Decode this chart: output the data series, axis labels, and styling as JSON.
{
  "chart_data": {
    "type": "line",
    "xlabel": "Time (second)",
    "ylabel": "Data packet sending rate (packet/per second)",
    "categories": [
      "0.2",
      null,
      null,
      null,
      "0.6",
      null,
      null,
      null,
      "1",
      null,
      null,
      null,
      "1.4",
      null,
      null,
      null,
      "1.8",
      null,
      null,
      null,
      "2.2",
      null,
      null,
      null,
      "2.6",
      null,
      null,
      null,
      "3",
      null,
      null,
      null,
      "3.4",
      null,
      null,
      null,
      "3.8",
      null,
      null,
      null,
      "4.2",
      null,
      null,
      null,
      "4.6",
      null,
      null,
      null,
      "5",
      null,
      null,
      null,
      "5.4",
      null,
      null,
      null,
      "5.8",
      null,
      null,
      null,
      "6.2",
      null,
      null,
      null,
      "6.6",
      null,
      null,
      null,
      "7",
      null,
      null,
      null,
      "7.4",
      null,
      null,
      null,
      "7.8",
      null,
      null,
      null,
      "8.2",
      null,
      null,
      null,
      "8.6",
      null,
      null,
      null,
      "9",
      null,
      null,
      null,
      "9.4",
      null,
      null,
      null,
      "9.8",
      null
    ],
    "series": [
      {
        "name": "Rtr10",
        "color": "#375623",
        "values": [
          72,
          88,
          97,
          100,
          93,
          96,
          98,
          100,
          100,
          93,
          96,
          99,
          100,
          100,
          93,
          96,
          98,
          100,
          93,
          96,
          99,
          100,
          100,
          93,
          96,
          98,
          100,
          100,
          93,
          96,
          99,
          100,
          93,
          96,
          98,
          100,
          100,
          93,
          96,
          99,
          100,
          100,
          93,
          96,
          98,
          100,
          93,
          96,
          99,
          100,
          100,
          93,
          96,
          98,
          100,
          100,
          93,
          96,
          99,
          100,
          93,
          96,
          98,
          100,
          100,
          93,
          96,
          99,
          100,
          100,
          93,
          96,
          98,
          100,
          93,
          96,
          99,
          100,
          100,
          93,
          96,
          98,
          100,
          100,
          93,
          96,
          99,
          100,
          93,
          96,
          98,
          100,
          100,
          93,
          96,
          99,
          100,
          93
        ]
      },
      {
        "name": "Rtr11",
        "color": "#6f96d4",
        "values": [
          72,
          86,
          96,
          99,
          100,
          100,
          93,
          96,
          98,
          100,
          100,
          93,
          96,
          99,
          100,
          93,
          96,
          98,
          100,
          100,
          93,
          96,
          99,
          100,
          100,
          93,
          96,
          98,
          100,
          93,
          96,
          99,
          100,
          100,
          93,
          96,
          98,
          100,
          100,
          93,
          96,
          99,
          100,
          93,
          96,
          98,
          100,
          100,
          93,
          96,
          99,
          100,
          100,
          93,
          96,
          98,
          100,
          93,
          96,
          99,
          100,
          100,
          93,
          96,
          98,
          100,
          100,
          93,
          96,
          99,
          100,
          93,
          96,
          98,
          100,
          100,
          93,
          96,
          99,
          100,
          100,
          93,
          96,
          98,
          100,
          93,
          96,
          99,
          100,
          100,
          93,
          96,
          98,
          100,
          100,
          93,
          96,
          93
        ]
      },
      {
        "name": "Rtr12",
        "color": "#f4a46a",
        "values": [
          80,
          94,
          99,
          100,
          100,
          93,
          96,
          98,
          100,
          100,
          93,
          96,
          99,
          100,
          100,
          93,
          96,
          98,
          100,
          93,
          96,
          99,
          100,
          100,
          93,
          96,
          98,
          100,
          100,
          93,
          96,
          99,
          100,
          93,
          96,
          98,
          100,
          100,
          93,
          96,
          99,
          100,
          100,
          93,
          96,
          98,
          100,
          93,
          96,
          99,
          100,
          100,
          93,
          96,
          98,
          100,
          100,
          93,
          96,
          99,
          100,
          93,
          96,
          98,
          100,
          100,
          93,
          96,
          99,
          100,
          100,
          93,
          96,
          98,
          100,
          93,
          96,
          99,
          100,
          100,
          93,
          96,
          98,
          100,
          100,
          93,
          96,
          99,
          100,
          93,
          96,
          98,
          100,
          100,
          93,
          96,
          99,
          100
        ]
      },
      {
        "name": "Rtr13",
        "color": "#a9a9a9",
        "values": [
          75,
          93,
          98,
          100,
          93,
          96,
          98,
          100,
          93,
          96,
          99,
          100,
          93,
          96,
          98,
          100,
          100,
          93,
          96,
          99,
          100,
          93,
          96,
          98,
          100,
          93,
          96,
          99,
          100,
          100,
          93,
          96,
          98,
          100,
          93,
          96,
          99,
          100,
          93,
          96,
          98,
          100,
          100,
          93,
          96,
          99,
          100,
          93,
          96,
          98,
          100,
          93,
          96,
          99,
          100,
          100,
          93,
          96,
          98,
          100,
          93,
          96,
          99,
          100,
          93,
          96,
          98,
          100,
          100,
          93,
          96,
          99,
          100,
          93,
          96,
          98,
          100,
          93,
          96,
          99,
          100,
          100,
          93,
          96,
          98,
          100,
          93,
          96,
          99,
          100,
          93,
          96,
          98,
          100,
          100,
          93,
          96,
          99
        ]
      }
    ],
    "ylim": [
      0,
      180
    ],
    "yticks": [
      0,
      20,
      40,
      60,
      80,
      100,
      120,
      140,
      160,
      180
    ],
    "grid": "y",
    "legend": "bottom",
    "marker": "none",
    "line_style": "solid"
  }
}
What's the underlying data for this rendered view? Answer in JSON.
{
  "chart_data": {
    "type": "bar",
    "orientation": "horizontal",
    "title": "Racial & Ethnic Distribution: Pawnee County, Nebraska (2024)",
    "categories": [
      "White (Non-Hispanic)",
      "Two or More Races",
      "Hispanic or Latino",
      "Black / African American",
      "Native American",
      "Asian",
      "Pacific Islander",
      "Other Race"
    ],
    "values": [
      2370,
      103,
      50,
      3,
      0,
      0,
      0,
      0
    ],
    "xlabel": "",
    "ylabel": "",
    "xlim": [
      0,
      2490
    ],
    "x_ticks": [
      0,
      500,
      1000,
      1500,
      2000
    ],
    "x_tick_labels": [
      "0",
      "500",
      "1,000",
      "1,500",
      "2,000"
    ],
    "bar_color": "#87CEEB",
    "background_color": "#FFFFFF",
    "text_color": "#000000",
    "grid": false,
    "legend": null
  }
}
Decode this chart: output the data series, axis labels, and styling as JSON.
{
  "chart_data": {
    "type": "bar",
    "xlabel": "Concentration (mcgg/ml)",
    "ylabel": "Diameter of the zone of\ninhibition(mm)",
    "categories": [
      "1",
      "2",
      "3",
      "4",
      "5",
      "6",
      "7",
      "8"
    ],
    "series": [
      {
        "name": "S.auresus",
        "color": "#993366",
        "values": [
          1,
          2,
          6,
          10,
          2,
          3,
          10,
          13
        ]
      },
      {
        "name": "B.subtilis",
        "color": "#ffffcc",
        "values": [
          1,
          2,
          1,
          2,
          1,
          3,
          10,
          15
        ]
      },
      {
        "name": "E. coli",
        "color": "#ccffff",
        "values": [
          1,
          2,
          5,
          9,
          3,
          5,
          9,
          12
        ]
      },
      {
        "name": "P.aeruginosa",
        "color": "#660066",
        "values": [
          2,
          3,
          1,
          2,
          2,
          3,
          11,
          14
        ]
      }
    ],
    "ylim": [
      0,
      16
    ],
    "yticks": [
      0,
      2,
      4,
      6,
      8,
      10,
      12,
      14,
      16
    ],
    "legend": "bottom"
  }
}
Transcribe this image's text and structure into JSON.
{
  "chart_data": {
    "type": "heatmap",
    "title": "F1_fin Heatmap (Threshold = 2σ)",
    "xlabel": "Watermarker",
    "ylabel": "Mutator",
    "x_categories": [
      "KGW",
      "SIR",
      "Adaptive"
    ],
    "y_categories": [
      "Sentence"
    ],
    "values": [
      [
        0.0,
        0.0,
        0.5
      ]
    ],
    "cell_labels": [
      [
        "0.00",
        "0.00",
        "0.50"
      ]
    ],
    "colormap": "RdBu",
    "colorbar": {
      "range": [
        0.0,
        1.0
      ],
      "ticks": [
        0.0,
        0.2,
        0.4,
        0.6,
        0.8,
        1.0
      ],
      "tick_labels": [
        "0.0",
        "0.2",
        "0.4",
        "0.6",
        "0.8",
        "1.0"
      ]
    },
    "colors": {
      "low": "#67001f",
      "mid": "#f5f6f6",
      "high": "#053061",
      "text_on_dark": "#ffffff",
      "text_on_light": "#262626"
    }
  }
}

_Work instructions_. Report only the count of lines that include the string "American".

_Solution for this task_. 2